▶ **OBJECTIVE**
Find every line in the records below that holds the word "highlight" and copy it.

▶ **EXERCISE DATA**
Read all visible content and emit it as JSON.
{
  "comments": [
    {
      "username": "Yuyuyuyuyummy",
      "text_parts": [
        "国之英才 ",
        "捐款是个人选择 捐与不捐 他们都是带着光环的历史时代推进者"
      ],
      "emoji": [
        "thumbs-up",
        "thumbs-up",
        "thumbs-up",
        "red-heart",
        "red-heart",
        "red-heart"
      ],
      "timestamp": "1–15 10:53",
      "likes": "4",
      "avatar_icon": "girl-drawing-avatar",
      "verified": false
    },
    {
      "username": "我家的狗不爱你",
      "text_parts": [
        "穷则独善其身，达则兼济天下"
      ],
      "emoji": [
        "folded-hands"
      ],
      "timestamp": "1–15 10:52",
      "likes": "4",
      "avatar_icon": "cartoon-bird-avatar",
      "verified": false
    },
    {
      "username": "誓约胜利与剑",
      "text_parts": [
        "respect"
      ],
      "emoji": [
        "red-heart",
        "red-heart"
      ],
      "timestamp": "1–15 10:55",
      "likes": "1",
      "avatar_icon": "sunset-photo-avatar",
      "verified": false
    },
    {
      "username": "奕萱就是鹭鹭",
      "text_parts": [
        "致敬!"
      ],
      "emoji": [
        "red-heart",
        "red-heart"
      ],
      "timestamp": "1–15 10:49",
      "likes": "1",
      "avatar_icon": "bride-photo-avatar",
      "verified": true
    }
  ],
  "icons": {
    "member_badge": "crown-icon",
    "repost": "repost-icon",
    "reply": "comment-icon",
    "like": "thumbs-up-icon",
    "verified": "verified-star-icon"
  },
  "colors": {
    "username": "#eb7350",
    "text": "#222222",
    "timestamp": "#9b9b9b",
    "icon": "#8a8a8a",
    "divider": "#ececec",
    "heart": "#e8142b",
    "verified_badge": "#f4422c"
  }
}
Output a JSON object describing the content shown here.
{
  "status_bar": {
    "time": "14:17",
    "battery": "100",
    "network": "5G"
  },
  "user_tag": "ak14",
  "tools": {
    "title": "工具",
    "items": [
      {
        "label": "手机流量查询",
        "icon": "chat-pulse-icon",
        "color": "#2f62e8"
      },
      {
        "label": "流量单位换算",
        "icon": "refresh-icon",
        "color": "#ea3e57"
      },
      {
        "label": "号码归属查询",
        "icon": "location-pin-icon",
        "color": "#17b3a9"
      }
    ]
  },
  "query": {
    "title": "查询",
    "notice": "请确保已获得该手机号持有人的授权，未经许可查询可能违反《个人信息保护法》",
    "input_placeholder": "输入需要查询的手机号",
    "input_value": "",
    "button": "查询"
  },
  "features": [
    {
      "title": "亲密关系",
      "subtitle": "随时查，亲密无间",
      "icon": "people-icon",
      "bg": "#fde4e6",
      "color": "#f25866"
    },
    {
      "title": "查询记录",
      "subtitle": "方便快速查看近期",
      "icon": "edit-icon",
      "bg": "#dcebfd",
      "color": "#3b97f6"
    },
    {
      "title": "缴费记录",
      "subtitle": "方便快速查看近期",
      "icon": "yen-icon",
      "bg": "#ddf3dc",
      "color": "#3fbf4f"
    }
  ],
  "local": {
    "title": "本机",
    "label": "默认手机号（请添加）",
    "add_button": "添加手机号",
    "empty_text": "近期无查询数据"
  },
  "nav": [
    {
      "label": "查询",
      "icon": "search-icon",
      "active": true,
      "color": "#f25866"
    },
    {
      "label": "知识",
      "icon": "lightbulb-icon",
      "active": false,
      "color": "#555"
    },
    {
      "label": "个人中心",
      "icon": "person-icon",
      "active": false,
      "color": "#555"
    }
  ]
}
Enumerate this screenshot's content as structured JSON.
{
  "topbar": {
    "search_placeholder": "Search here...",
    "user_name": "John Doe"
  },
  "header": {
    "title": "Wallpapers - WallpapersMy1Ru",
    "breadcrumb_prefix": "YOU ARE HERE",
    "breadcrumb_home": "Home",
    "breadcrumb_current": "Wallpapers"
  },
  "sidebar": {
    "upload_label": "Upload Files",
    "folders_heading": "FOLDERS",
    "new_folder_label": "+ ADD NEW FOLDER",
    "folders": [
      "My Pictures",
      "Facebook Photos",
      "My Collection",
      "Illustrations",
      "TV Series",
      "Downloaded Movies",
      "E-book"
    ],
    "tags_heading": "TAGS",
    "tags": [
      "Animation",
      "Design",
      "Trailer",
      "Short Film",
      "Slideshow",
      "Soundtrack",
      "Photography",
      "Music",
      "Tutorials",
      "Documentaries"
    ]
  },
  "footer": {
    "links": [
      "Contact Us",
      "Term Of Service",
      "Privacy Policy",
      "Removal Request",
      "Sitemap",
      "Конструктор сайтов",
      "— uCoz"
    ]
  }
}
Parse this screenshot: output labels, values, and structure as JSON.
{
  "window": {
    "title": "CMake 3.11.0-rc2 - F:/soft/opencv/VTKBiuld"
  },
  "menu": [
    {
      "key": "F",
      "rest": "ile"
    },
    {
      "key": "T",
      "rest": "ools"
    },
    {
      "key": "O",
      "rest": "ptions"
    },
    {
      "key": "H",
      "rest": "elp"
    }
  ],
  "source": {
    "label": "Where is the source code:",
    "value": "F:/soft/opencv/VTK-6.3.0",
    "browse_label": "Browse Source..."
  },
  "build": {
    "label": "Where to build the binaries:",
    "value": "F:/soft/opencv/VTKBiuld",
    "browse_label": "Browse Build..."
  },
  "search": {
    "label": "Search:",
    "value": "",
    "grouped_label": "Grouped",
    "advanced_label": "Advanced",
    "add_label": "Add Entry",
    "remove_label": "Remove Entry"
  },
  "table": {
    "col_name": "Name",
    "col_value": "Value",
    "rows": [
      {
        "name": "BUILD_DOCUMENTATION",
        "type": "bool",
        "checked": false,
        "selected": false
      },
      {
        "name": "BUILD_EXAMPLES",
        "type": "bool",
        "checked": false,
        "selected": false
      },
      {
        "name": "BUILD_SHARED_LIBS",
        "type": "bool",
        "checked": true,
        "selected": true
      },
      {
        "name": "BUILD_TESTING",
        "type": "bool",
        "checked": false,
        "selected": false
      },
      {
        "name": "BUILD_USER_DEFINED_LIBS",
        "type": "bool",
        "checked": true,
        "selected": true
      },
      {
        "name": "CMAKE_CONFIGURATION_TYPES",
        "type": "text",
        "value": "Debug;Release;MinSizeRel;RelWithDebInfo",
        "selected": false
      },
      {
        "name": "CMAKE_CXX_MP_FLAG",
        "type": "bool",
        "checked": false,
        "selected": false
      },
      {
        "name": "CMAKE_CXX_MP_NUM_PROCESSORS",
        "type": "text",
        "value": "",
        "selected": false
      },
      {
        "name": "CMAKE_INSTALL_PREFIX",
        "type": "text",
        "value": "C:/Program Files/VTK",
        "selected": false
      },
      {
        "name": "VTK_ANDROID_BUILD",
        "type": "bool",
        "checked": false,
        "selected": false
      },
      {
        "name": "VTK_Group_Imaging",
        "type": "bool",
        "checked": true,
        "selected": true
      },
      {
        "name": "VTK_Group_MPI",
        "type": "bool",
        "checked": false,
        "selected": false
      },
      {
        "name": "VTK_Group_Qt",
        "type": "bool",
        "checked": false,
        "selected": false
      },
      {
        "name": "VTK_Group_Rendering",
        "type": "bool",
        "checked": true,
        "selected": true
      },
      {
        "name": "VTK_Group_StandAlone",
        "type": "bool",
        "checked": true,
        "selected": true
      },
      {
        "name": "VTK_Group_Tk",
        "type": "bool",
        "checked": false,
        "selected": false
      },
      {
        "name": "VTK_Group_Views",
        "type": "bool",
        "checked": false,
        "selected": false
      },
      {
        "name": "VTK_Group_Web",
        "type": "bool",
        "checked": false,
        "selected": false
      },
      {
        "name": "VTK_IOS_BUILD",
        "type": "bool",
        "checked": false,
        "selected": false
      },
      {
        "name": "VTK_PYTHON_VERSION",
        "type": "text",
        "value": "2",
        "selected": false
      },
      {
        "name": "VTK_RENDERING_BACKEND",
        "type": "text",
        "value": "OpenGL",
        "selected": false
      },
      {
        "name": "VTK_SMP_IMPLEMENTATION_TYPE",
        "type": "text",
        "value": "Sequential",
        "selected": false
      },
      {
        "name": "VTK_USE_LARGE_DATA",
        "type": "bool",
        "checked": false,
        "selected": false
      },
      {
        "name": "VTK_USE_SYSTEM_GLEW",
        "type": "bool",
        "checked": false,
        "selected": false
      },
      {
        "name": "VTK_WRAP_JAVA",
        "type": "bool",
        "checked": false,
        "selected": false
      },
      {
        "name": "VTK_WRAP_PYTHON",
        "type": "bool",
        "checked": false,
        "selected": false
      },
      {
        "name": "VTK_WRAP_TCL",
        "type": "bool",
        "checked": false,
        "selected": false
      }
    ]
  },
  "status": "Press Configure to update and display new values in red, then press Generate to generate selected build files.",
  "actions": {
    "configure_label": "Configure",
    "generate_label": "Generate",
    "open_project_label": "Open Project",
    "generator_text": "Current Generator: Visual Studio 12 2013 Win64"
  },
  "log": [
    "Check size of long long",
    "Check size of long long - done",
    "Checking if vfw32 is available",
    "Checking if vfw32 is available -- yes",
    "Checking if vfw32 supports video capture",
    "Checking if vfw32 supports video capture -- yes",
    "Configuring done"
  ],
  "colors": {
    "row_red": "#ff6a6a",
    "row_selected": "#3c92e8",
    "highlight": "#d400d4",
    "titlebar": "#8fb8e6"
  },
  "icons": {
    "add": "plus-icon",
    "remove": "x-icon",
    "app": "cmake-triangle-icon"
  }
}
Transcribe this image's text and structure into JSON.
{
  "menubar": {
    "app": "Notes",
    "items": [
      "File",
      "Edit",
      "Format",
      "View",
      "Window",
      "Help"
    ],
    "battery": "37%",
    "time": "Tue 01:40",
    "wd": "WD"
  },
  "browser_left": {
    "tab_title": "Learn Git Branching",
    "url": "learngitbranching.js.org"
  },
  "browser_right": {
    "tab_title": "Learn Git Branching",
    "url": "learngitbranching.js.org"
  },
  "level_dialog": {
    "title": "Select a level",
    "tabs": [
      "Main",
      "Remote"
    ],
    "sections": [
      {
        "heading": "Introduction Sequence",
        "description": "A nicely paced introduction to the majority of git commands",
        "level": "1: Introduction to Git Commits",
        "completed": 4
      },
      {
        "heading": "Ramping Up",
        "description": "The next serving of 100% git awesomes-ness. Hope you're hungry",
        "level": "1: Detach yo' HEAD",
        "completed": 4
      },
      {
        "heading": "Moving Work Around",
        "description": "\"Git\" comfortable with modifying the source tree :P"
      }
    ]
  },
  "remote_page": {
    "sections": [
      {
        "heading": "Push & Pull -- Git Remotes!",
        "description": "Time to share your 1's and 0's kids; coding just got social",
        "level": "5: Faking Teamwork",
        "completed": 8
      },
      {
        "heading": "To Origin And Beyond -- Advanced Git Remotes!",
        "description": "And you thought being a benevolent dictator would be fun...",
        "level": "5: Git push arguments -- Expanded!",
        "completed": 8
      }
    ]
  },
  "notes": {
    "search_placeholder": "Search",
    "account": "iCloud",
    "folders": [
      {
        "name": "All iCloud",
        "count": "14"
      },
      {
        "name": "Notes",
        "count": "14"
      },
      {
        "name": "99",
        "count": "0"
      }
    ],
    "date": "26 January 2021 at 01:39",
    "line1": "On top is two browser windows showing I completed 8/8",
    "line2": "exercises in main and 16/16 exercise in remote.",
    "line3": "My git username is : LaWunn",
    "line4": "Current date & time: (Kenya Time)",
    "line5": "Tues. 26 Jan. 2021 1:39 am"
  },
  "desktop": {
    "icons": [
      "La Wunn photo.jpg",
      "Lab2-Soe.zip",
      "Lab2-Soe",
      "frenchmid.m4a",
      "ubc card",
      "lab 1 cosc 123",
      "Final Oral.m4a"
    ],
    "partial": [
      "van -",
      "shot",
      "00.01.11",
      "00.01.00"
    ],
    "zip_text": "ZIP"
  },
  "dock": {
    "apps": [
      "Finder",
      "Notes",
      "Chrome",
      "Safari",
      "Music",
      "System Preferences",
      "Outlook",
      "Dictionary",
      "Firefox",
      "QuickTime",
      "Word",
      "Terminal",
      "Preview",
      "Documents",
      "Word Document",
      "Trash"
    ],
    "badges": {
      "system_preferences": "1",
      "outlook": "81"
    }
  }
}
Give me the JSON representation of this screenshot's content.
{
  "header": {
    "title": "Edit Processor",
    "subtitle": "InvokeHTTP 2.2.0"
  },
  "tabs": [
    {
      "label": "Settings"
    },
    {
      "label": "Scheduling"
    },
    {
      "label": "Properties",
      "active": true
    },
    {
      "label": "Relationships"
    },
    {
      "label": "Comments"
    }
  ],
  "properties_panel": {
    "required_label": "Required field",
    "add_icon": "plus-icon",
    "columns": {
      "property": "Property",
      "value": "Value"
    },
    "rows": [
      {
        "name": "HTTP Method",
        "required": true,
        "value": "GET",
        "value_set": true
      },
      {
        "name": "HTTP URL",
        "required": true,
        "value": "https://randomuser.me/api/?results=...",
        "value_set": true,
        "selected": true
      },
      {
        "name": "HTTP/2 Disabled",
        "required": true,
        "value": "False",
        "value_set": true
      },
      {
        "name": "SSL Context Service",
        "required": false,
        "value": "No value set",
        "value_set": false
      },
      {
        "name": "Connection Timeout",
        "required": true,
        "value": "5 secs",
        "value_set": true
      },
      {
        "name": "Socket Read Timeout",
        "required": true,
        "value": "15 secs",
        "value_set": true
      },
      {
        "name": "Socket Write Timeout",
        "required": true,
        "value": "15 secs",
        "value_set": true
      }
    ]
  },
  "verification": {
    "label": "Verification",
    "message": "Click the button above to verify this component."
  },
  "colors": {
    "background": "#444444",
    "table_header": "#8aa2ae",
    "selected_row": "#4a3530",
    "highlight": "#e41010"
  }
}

▶ **OUTPUT FOR THIS TASK**
    "highlight": "#d400d4",
    "highlight": "#e41010"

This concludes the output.